Data extracted from a collection:
──────────

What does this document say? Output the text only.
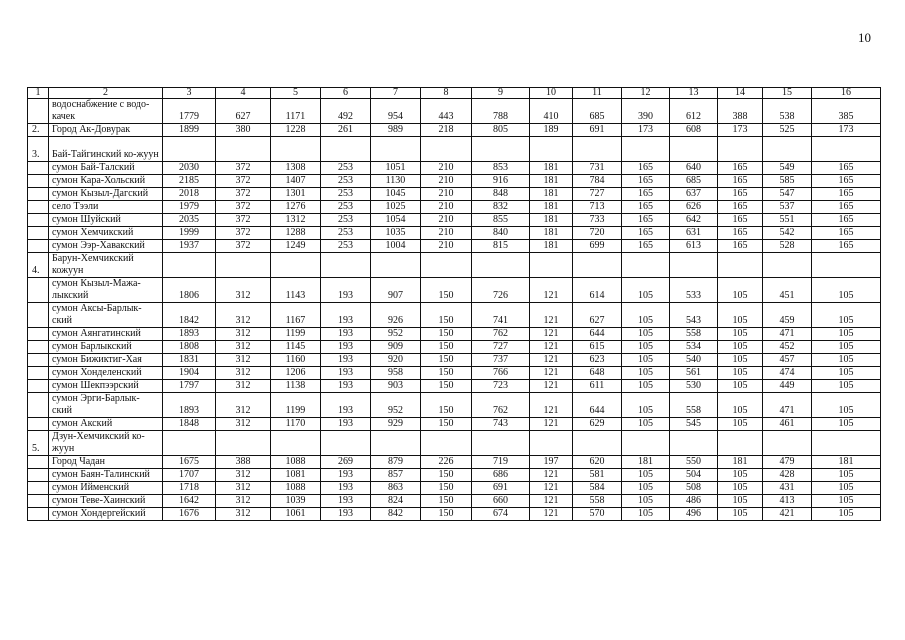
10
1	2	3	4	5	6	7	8	9	10	11	12	13	14	15	16
	водоснабжение с водо-качек	1779	627	1171	492	954	443	788	410	685	390	612	388	538	385
2.	Город Ак-Довурак	1899	380	1228	261	989	218	805	189	691	173	608	173	525	173
3.	Бай-Тайгинский ко-жуун														
	сумон Бай-Талский	2030	372	1308	253	1051	210	853	181	731	165	640	165	549	165
	сумон Кара-Хольский	2185	372	1407	253	1130	210	916	181	784	165	685	165	585	165
	сумон Кызыл-Дагский	2018	372	1301	253	1045	210	848	181	727	165	637	165	547	165
	село Тээли	1979	372	1276	253	1025	210	832	181	713	165	626	165	537	165
	сумон Шуйский	2035	372	1312	253	1054	210	855	181	733	165	642	165	551	165
	сумон Хемчикский	1999	372	1288	253	1035	210	840	181	720	165	631	165	542	165
	сумон Ээр-Хавакский	1937	372	1249	253	1004	210	815	181	699	165	613	165	528	165
4.	Барун-Хемчикский кожуун														
	сумон Кызыл-Мажа-лыкский	1806	312	1143	193	907	150	726	121	614	105	533	105	451	105
	сумон Аксы-Барлык-ский	1842	312	1167	193	926	150	741	121	627	105	543	105	459	105
	сумон Аянгатинский	1893	312	1199	193	952	150	762	121	644	105	558	105	471	105
	сумон Барлыкский	1808	312	1145	193	909	150	727	121	615	105	534	105	452	105
	сумон Бижиктиг-Хая	1831	312	1160	193	920	150	737	121	623	105	540	105	457	105
	сумон Хонделенский	1904	312	1206	193	958	150	766	121	648	105	561	105	474	105
	сумон Шекпээрский	1797	312	1138	193	903	150	723	121	611	105	530	105	449	105
	сумон Эрги-Барлык-ский	1893	312	1199	193	952	150	762	121	644	105	558	105	471	105
	сумон Акский	1848	312	1170	193	929	150	743	121	629	105	545	105	461	105
5.	Дзун-Хемчикский ко-жуун														
	Город Чадан	1675	388	1088	269	879	226	719	197	620	181	550	181	479	181
	сумон Баян-Талинский	1707	312	1081	193	857	150	686	121	581	105	504	105	428	105
	сумон Ийменский	1718	312	1088	193	863	150	691	121	584	105	508	105	431	105
	сумон Теве-Хаинский	1642	312	1039	193	824	150	660	121	558	105	486	105	413	105
	сумон Хондергейский	1676	312	1061	193	842	150	674	121	570	105	496	105	421	105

──────────

WORK INSTRUCTIONS: The listing above needs to be output again exactly. Don't include the pictures.

ANSWER TO THIS PROBLEM:
What does this document say? Output the text only.
10
1	2	3	4	5	6	7	8	9	10	11	12	13	14	15	16
	водоснабжение с водо-качек	1779	627	1171	492	954	443	788	410	685	390	612	388	538	385
2.	Город Ак-Довурак	1899	380	1228	261	989	218	805	189	691	173	608	173	525	173
3.	Бай-Тайгинский ко-жуун														
	сумон Бай-Талский	2030	372	1308	253	1051	210	853	181	731	165	640	165	549	165
	сумон Кара-Хольский	2185	372	1407	253	1130	210	916	181	784	165	685	165	585	165
	сумон Кызыл-Дагский	2018	372	1301	253	1045	210	848	181	727	165	637	165	547	165
	село Тээли	1979	372	1276	253	1025	210	832	181	713	165	626	165	537	165
	сумон Шуйский	2035	372	1312	253	1054	210	855	181	733	165	642	165	551	165
	сумон Хемчикский	1999	372	1288	253	1035	210	840	181	720	165	631	165	542	165
	сумон Ээр-Хавакский	1937	372	1249	253	1004	210	815	181	699	165	613	165	528	165
4.	Барун-Хемчикский кожуун														
	сумон Кызыл-Мажа-лыкский	1806	312	1143	193	907	150	726	121	614	105	533	105	451	105
	сумон Аксы-Барлык-ский	1842	312	1167	193	926	150	741	121	627	105	543	105	459	105
	сумон Аянгатинский	1893	312	1199	193	952	150	762	121	644	105	558	105	471	105
	сумон Барлыкский	1808	312	1145	193	909	150	727	121	615	105	534	105	452	105
	сумон Бижиктиг-Хая	1831	312	1160	193	920	150	737	121	623	105	540	105	457	105
	сумон Хонделенский	1904	312	1206	193	958	150	766	121	648	105	561	105	474	105
	сумон Шекпээрский	1797	312	1138	193	903	150	723	121	611	105	530	105	449	105
	сумон Эрги-Барлык-ский	1893	312	1199	193	952	150	762	121	644	105	558	105	471	105
	сумон Акский	1848	312	1170	193	929	150	743	121	629	105	545	105	461	105
5.	Дзун-Хемчикский ко-жуун														
	Город Чадан	1675	388	1088	269	879	226	719	197	620	181	550	181	479	181
	сумон Баян-Талинский	1707	312	1081	193	857	150	686	121	581	105	504	105	428	105
	сумон Ийменский	1718	312	1088	193	863	150	691	121	584	105	508	105	431	105
	сумон Теве-Хаинский	1642	312	1039	193	824	150	660	121	558	105	486	105	413	105
	сумон Хондергейский	1676	312	1061	193	842	150	674	121	570	105	496	105	421	105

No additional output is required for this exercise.